───── Data ─────

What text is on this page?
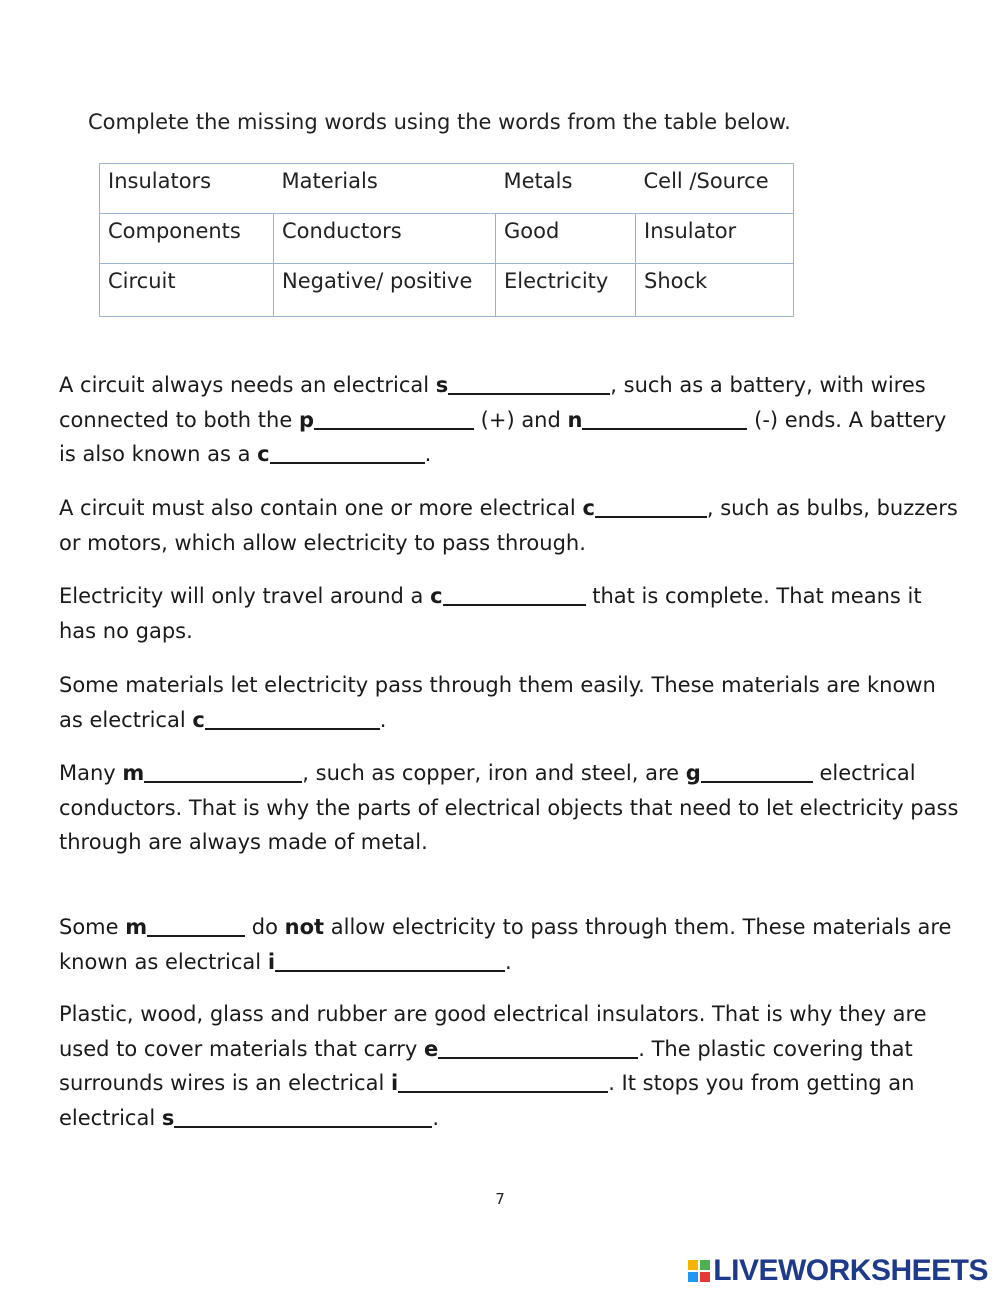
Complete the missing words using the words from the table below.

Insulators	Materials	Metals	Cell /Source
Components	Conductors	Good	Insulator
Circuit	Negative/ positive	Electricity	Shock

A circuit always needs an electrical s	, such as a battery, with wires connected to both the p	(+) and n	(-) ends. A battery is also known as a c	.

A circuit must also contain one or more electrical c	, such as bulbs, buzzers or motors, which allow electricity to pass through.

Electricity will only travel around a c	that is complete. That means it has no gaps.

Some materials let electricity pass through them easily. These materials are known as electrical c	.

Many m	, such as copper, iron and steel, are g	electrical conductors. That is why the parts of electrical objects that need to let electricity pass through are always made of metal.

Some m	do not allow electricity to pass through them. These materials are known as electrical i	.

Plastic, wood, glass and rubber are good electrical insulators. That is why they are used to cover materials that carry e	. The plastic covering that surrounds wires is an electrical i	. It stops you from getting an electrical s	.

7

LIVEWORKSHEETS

─────
───── Data ─────

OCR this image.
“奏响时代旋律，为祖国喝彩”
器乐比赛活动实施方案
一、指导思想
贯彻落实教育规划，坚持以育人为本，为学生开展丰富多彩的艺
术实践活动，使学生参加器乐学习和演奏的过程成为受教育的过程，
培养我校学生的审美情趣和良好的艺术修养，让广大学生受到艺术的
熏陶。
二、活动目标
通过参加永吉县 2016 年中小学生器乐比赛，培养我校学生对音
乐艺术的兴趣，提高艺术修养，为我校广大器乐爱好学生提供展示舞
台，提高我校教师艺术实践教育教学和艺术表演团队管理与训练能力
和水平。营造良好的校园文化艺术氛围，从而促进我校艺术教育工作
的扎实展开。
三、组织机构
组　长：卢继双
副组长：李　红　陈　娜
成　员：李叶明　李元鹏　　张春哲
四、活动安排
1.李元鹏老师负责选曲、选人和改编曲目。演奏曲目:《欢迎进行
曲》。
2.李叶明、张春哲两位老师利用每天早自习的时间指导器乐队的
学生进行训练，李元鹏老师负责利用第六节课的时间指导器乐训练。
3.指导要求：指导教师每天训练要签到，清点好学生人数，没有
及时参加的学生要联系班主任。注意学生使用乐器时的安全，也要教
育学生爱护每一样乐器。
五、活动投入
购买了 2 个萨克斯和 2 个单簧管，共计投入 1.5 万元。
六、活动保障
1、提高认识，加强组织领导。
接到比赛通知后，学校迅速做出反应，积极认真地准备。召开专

─────

Copy out each line in the listing that has the word "also".

- **Answer to the task**:
A circuit always needs an electrical s	, such as a battery, with wires connected to both the p	(+) and n	(-) ends. A battery is also known as a c	.
A circuit must also contain one or more electrical c	, such as bulbs, buzzers or motors, which allow electricity to pass through.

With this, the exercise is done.